- _Task goal_:
Extract every entry word for word. Skip the pictures.

Figure collection entries

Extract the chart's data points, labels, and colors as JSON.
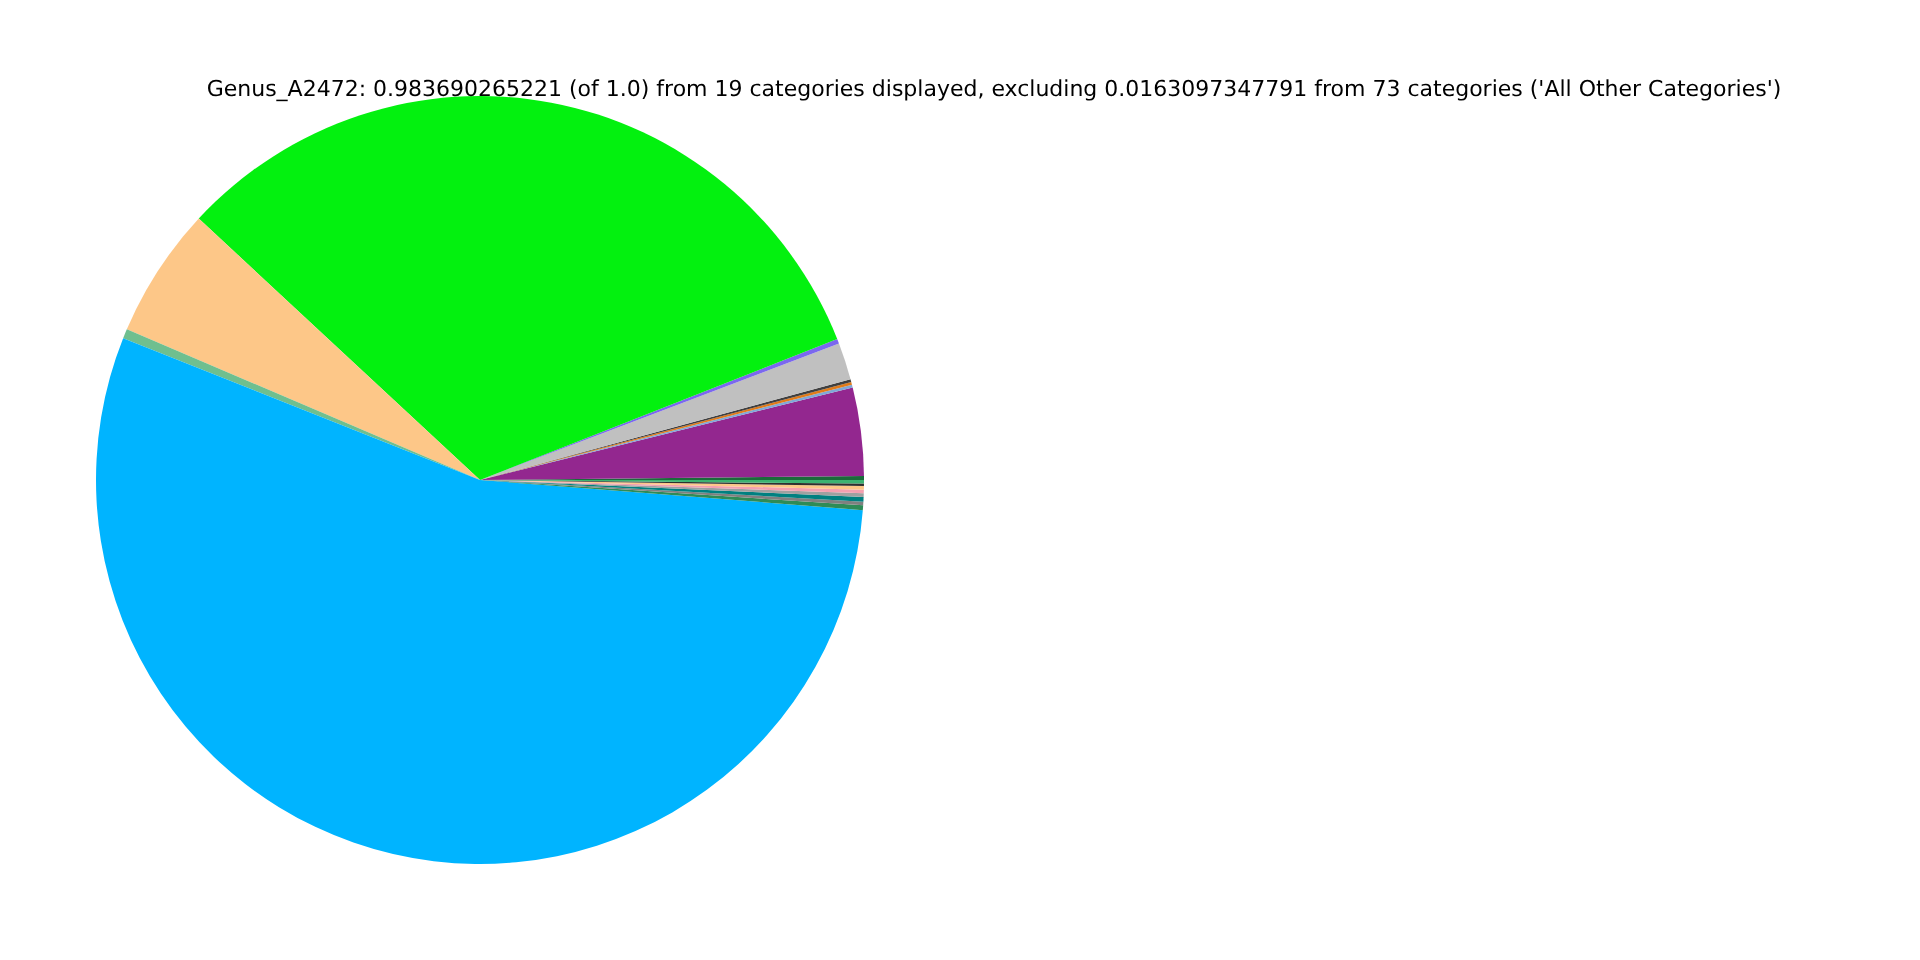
{
  "chart_data": {
    "type": "pie",
    "title": "Genus_A2472: 0.983690265221 (of 1.0) from 19 categories displayed, excluding 0.0163097347791 from 73 categories ('All Other Categories')",
    "categories": [
      null,
      null,
      null,
      null,
      null,
      null,
      null,
      null,
      null,
      null,
      null,
      null,
      null,
      null,
      null,
      null,
      null,
      null,
      null
    ],
    "values": [
      0.17,
      3.7,
      0.12,
      0.12,
      0.12,
      1.55,
      0.2,
      32.1,
      5.5,
      0.4,
      54.77,
      0.2,
      0.15,
      0.2,
      0.15,
      0.15,
      0.15,
      0.1,
      0.15
    ],
    "colors": [
      "#1a6b3a",
      "#93278f",
      "#7fa8d8",
      "#e07b1a",
      "#404040",
      "#c0c0c0",
      "#7b68ee",
      "#03f10f",
      "#fdc788",
      "#6fbf8f",
      "#00b4ff",
      "#2e8b57",
      "#808080",
      "#008080",
      "#a0a0a0",
      "#f4a0b0",
      "#fdc788",
      "#303030",
      "#3cb371"
    ]
  }
}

- _Exercise output_:
Extract the chart's data points, labels, and colors as JSON.
{
  "chart_data": {
    "type": "pie",
    "title": "Genus_A2472: 0.983690265221 (of 1.0) from 19 categories displayed, excluding 0.0163097347791 from 73 categories ('All Other Categories')",
    "categories": [
      null,
      null,
      null,
      null,
      null,
      null,
      null,
      null,
      null,
      null,
      null,
      null,
      null,
      null,
      null,
      null,
      null,
      null,
      null
    ],
    "values": [
      0.17,
      3.7,
      0.12,
      0.12,
      0.12,
      1.55,
      0.2,
      32.1,
      5.5,
      0.4,
      54.77,
      0.2,
      0.15,
      0.2,
      0.15,
      0.15,
      0.15,
      0.1,
      0.15
    ],
    "colors": [
      "#1a6b3a",
      "#93278f",
      "#7fa8d8",
      "#e07b1a",
      "#404040",
      "#c0c0c0",
      "#7b68ee",
      "#03f10f",
      "#fdc788",
      "#6fbf8f",
      "#00b4ff",
      "#2e8b57",
      "#808080",
      "#008080",
      "#a0a0a0",
      "#f4a0b0",
      "#fdc788",
      "#303030",
      "#3cb371"
    ]
  }
}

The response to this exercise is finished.